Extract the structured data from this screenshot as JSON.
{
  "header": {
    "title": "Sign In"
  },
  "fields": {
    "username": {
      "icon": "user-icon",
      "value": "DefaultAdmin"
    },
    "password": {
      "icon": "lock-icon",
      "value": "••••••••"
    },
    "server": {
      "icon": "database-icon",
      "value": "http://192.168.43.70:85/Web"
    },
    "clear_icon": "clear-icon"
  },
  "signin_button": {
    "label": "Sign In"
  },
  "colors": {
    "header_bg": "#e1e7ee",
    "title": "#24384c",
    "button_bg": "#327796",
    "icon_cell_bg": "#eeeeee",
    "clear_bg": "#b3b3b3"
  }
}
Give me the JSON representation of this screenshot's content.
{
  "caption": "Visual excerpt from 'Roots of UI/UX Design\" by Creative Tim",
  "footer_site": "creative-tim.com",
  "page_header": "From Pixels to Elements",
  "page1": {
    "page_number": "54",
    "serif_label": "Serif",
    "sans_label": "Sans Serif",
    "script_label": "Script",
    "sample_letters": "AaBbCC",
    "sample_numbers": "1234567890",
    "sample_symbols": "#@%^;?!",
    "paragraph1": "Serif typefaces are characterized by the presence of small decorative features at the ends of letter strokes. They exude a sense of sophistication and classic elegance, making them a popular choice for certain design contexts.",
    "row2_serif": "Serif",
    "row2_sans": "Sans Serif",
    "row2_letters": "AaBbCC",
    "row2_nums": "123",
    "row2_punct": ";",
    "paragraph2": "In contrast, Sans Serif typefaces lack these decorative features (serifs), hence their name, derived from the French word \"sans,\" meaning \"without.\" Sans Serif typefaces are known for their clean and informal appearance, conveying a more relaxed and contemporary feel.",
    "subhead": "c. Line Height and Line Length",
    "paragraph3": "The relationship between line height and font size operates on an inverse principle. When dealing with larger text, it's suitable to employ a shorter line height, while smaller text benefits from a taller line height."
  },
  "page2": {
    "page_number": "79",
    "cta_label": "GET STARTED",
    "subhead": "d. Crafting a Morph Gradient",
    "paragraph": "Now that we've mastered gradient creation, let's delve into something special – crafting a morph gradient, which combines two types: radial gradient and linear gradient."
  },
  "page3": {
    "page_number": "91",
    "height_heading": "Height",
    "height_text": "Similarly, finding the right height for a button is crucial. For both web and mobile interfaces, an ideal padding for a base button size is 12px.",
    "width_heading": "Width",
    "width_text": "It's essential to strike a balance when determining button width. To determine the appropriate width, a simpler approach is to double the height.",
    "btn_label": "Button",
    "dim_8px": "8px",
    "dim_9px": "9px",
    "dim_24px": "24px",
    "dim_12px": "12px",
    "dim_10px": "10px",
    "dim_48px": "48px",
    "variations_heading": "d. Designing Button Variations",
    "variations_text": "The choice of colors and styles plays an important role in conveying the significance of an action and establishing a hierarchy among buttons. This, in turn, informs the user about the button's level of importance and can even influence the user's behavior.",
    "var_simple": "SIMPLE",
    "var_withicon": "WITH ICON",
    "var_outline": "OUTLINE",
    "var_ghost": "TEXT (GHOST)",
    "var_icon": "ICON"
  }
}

• • •

Recite the full listing above exactly.

Extract the structured data from this screenshot as JSON.
{
  "header": {
    "title": "Sign In"
  },
  "fields": {
    "username": {
      "icon": "user-icon",
      "value": "DefaultAdmin"
    },
    "password": {
      "icon": "lock-icon",
      "value": "••••••••"
    },
    "server": {
      "icon": "database-icon",
      "value": "http://192.168.43.70:85/Web"
    },
    "clear_icon": "clear-icon"
  },
  "signin_button": {
    "label": "Sign In"
  },
  "colors": {
    "header_bg": "#e1e7ee",
    "title": "#24384c",
    "button_bg": "#327796",
    "icon_cell_bg": "#eeeeee",
    "clear_bg": "#b3b3b3"
  }
}
Give me the JSON representation of this screenshot's content.
{
  "caption": "Visual excerpt from 'Roots of UI/UX Design\" by Creative Tim",
  "footer_site": "creative-tim.com",
  "page_header": "From Pixels to Elements",
  "page1": {
    "page_number": "54",
    "serif_label": "Serif",
    "sans_label": "Sans Serif",
    "script_label": "Script",
    "sample_letters": "AaBbCC",
    "sample_numbers": "1234567890",
    "sample_symbols": "#@%^;?!",
    "paragraph1": "Serif typefaces are characterized by the presence of small decorative features at the ends of letter strokes. They exude a sense of sophistication and classic elegance, making them a popular choice for certain design contexts.",
    "row2_serif": "Serif",
    "row2_sans": "Sans Serif",
    "row2_letters": "AaBbCC",
    "row2_nums": "123",
    "row2_punct": ";",
    "paragraph2": "In contrast, Sans Serif typefaces lack these decorative features (serifs), hence their name, derived from the French word \"sans,\" meaning \"without.\" Sans Serif typefaces are known for their clean and informal appearance, conveying a more relaxed and contemporary feel.",
    "subhead": "c. Line Height and Line Length",
    "paragraph3": "The relationship between line height and font size operates on an inverse principle. When dealing with larger text, it's suitable to employ a shorter line height, while smaller text benefits from a taller line height."
  },
  "page2": {
    "page_number": "79",
    "cta_label": "GET STARTED",
    "subhead": "d. Crafting a Morph Gradient",
    "paragraph": "Now that we've mastered gradient creation, let's delve into something special – crafting a morph gradient, which combines two types: radial gradient and linear gradient."
  },
  "page3": {
    "page_number": "91",
    "height_heading": "Height",
    "height_text": "Similarly, finding the right height for a button is crucial. For both web and mobile interfaces, an ideal padding for a base button size is 12px.",
    "width_heading": "Width",
    "width_text": "It's essential to strike a balance when determining button width. To determine the appropriate width, a simpler approach is to double the height.",
    "btn_label": "Button",
    "dim_8px": "8px",
    "dim_9px": "9px",
    "dim_24px": "24px",
    "dim_12px": "12px",
    "dim_10px": "10px",
    "dim_48px": "48px",
    "variations_heading": "d. Designing Button Variations",
    "variations_text": "The choice of colors and styles plays an important role in conveying the significance of an action and establishing a hierarchy among buttons. This, in turn, informs the user about the button's level of importance and can even influence the user's behavior.",
    "var_simple": "SIMPLE",
    "var_withicon": "WITH ICON",
    "var_outline": "OUTLINE",
    "var_ghost": "TEXT (GHOST)",
    "var_icon": "ICON"
  }
}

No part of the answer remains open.